### Exercise input
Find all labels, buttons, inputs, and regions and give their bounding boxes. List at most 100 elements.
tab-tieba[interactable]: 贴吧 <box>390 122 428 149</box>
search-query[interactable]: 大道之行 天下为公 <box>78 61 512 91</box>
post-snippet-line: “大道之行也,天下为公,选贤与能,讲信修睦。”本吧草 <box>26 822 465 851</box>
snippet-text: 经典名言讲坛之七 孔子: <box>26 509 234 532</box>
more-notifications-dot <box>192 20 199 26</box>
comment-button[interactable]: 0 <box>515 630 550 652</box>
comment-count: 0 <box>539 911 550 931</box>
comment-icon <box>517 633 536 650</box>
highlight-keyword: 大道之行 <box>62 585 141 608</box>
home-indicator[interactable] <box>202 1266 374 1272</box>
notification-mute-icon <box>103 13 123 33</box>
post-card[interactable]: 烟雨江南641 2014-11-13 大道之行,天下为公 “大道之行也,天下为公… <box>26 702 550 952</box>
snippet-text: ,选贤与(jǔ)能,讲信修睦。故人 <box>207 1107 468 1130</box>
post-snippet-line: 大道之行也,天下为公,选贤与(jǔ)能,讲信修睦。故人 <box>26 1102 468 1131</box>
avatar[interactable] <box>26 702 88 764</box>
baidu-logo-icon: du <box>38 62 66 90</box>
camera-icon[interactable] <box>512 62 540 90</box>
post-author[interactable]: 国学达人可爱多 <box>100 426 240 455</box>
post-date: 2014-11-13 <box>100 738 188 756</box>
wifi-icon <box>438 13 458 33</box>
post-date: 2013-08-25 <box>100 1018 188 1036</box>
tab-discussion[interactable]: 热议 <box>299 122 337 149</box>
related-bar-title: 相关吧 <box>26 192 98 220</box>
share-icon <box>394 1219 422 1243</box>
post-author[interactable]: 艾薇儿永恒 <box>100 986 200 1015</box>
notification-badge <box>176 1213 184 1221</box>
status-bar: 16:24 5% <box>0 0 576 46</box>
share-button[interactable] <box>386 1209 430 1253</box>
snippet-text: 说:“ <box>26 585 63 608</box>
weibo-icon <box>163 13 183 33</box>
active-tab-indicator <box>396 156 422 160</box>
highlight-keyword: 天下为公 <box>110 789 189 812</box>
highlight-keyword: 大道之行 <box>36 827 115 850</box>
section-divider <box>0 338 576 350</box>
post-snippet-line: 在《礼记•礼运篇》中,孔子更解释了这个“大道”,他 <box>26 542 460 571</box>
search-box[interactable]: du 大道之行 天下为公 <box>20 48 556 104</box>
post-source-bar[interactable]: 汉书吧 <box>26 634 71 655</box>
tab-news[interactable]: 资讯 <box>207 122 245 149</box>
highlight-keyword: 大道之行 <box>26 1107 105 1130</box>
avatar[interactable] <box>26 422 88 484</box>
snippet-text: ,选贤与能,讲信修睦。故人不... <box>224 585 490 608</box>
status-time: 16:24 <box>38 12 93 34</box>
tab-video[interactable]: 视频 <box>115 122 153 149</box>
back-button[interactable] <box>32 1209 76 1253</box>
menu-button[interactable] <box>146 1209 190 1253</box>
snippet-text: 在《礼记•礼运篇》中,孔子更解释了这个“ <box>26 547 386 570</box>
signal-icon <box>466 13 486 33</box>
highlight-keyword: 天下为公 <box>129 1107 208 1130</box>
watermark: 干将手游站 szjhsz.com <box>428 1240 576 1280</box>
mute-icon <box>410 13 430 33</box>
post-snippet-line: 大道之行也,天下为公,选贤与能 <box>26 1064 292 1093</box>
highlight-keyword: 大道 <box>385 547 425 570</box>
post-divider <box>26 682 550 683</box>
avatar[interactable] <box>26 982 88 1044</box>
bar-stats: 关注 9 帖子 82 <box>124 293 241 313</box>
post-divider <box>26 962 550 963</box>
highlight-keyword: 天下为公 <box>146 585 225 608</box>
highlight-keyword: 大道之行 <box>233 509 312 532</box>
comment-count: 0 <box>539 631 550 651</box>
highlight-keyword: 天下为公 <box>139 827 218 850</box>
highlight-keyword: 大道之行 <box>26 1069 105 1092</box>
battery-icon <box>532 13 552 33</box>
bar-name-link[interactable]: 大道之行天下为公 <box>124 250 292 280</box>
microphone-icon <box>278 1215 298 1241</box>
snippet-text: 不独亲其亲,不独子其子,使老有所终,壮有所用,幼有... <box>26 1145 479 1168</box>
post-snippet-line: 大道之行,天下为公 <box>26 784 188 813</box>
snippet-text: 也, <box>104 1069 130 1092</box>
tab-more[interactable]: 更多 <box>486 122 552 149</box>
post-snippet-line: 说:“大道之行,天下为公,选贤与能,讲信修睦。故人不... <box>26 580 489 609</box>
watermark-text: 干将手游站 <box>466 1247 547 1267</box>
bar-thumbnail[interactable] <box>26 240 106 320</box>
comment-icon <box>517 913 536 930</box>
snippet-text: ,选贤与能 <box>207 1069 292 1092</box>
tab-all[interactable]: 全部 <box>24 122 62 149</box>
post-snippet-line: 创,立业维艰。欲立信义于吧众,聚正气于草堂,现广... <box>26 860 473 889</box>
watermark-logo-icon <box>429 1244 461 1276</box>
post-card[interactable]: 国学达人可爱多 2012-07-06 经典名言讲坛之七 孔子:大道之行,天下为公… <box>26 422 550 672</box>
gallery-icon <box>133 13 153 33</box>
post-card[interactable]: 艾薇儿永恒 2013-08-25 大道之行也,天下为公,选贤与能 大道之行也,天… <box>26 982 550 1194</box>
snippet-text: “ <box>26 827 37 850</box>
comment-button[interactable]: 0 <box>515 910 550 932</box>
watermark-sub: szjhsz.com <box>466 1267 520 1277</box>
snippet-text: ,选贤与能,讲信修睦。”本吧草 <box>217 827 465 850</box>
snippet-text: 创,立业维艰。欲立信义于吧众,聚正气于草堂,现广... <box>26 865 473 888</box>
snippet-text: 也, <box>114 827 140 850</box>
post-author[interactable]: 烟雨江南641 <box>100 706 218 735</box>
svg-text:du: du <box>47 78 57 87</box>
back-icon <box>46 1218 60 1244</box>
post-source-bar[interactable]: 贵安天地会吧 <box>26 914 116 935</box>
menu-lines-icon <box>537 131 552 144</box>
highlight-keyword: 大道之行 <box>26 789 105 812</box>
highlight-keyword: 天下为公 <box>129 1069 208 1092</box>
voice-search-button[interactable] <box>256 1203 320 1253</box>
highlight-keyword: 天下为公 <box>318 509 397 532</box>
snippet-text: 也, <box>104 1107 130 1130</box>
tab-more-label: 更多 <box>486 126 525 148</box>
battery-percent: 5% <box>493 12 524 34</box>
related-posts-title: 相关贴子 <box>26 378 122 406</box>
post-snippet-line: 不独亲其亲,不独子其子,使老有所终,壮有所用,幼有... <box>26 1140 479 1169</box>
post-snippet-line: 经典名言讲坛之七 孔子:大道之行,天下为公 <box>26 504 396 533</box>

### What you will do
In the lines from the first one through the line containing "post-author[interactable]: 国学达人可爱多 <box>100", replace "post-snippet-line" with "snippet-row" and give those lines back with nothing else changed.

### Solution for this problem
Find all labels, buttons, inputs, and regions and give their bounding boxes. List at most 100 elements.
tab-tieba[interactable]: 贴吧 <box>390 122 428 149</box>
search-query[interactable]: 大道之行 天下为公 <box>78 61 512 91</box>
snippet-row: “大道之行也,天下为公,选贤与能,讲信修睦。”本吧草 <box>26 822 465 851</box>
snippet-text: 经典名言讲坛之七 孔子: <box>26 509 234 532</box>
more-notifications-dot <box>192 20 199 26</box>
comment-button[interactable]: 0 <box>515 630 550 652</box>
comment-count: 0 <box>539 911 550 931</box>
comment-icon <box>517 633 536 650</box>
highlight-keyword: 大道之行 <box>62 585 141 608</box>
home-indicator[interactable] <box>202 1266 374 1272</box>
notification-mute-icon <box>103 13 123 33</box>
post-card[interactable]: 烟雨江南641 2014-11-13 大道之行,天下为公 “大道之行也,天下为公… <box>26 702 550 952</box>
snippet-text: ,选贤与(jǔ)能,讲信修睦。故人 <box>207 1107 468 1130</box>
snippet-row: 大道之行也,天下为公,选贤与(jǔ)能,讲信修睦。故人 <box>26 1102 468 1131</box>
avatar[interactable] <box>26 702 88 764</box>
baidu-logo-icon: du <box>38 62 66 90</box>
camera-icon[interactable] <box>512 62 540 90</box>
post-author[interactable]: 国学达人可爱多 <box>100 426 240 455</box>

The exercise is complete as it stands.